THE PROBLEM - Wherever a line in the data below holds "Forward", copy that line.

[Extracted data entries]
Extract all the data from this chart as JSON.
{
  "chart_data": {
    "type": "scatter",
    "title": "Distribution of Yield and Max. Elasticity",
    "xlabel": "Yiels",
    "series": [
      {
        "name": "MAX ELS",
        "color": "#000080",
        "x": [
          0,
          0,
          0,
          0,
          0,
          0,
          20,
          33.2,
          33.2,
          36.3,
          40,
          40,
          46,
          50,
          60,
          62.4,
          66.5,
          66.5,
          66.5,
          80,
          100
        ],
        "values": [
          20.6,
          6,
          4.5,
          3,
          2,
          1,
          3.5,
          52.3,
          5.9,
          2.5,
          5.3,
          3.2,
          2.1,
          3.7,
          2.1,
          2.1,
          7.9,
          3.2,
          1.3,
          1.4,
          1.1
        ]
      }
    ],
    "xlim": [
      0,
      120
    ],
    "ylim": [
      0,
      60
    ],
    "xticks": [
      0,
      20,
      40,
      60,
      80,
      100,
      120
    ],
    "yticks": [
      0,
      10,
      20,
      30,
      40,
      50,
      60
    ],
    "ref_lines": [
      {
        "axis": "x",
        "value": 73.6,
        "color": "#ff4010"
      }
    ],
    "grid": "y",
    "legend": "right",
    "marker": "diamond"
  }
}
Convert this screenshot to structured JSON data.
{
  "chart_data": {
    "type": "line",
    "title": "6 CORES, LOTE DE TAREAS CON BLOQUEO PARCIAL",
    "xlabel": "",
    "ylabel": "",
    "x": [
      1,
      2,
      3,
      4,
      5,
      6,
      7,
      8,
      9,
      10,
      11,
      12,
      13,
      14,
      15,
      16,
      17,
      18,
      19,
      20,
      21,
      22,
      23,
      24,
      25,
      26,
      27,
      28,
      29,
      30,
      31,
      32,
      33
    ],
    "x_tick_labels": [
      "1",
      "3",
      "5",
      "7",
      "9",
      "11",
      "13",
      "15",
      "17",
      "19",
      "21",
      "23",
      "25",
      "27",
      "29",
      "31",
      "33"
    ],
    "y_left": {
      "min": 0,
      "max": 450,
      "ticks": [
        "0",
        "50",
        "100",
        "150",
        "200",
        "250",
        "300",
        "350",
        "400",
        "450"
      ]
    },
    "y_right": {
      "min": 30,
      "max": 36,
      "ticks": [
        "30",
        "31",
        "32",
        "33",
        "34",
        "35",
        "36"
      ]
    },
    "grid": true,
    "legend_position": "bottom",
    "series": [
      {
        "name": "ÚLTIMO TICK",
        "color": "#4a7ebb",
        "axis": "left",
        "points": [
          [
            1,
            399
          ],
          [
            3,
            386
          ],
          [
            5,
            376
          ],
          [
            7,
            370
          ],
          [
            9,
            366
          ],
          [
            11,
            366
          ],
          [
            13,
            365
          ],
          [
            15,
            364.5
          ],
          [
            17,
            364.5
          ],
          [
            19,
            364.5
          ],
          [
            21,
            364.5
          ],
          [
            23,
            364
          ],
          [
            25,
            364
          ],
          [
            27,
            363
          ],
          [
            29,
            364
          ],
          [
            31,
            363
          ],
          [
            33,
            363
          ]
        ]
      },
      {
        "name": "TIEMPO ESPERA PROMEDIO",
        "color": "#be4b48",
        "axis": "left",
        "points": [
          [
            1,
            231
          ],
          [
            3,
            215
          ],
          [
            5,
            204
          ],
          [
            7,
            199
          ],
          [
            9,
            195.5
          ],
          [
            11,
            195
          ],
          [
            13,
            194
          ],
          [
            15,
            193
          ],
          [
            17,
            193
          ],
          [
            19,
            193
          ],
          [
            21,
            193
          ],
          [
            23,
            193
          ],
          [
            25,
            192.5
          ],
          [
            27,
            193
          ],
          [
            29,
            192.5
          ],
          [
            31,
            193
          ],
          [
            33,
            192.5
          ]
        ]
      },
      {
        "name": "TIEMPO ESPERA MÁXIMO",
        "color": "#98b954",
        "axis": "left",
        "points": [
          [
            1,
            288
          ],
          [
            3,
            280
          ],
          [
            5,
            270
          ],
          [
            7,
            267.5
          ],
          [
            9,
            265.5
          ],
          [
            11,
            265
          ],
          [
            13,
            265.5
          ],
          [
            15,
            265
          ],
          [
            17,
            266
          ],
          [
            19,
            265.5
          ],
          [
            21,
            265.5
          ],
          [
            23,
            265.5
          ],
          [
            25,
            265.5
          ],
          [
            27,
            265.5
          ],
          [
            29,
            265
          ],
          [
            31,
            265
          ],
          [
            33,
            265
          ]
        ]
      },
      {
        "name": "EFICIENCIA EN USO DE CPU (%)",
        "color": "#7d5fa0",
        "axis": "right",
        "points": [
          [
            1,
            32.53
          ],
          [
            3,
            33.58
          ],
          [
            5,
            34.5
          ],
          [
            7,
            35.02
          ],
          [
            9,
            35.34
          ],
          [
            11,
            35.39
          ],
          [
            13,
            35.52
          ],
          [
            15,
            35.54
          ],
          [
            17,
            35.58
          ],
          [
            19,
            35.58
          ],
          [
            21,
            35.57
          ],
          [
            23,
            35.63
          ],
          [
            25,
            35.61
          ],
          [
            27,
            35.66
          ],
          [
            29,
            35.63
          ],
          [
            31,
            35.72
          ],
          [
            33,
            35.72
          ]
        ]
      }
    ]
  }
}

==

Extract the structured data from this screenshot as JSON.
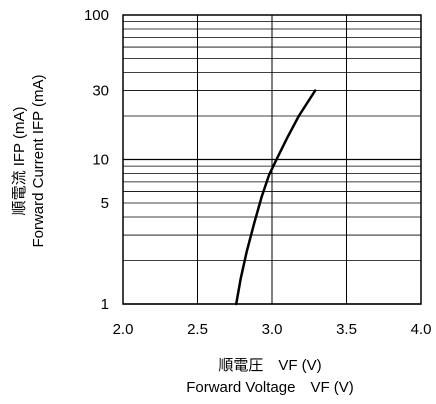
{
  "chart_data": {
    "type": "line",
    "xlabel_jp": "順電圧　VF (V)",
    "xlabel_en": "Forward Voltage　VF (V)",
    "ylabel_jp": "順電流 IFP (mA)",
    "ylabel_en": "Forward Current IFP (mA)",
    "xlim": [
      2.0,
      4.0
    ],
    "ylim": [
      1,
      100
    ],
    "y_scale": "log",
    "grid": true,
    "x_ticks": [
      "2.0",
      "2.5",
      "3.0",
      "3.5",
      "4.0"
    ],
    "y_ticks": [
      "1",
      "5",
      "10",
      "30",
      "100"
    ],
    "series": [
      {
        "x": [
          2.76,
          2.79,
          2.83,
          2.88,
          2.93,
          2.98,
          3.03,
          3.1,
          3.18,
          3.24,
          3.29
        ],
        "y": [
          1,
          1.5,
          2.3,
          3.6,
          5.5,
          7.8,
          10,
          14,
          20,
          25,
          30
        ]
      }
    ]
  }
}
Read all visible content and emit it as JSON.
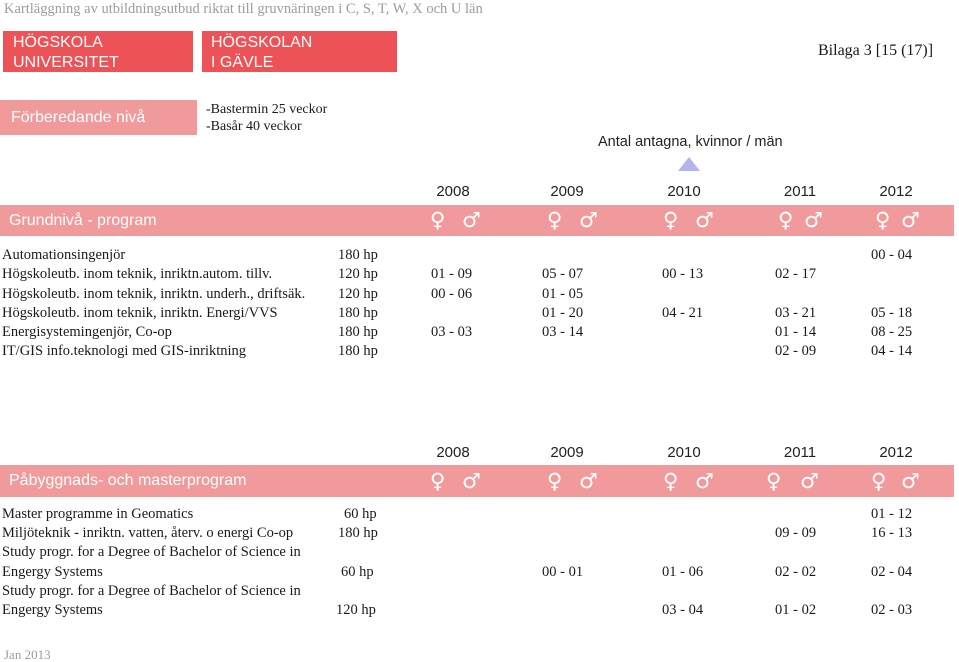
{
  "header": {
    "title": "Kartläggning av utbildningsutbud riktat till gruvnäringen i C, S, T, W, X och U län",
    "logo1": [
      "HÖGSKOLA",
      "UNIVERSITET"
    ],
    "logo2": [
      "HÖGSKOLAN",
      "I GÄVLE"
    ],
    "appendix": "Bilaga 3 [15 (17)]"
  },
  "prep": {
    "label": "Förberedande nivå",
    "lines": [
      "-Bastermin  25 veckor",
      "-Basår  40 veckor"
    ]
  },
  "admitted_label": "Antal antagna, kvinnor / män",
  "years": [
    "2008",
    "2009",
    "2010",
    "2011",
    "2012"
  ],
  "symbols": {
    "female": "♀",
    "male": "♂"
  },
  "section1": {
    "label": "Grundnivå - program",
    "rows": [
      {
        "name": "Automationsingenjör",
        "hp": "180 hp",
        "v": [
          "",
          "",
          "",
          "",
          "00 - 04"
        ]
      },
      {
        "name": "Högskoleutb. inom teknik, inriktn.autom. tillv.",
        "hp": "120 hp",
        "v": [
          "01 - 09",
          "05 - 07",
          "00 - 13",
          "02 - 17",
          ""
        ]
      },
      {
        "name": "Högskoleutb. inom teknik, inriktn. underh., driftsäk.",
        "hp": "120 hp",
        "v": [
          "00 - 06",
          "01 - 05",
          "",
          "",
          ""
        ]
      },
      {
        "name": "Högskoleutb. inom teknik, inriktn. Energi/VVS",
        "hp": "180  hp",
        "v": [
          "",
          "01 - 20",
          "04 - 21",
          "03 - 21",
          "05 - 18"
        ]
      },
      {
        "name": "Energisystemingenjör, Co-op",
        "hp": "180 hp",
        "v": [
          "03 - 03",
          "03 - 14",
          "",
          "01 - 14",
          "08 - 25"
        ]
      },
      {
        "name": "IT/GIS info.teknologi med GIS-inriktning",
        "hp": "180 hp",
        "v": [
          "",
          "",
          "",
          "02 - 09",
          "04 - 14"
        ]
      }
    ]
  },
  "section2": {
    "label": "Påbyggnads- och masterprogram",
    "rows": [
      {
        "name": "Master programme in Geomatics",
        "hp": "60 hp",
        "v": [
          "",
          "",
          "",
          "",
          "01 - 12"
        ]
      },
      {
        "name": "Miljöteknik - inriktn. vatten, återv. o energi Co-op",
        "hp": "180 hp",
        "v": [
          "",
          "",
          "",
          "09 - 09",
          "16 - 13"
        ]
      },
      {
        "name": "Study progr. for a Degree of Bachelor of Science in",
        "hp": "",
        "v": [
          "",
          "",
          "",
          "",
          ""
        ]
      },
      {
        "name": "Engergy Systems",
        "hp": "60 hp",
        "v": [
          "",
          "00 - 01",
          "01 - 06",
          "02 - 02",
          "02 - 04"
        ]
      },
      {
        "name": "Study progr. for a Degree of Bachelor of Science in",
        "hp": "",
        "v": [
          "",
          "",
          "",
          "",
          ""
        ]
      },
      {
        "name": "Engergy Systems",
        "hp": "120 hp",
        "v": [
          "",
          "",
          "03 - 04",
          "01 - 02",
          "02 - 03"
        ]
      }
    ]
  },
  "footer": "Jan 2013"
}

* * *

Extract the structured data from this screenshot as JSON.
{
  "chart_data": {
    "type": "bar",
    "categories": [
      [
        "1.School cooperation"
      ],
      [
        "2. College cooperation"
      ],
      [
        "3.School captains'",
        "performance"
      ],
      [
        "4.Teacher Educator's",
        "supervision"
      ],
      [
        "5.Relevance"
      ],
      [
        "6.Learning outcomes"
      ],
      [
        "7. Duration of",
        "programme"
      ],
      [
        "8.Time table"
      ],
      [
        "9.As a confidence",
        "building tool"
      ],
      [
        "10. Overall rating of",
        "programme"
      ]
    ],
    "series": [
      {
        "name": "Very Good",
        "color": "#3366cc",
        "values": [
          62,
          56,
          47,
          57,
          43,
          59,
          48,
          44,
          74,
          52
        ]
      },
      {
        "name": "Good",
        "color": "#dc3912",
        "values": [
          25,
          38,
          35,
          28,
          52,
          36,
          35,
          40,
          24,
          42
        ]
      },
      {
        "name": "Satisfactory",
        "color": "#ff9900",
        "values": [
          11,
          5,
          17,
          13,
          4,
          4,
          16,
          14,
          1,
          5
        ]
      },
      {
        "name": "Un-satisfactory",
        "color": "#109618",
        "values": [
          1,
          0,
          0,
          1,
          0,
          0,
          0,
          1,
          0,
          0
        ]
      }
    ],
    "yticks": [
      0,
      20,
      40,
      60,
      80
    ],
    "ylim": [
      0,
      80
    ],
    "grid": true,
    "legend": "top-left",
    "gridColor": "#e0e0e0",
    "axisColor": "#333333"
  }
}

SOLUTION -
    "xlabel_en": "Forward Voltage　VF (V)",
    "ylabel_en": "Forward Current IFP (mA)",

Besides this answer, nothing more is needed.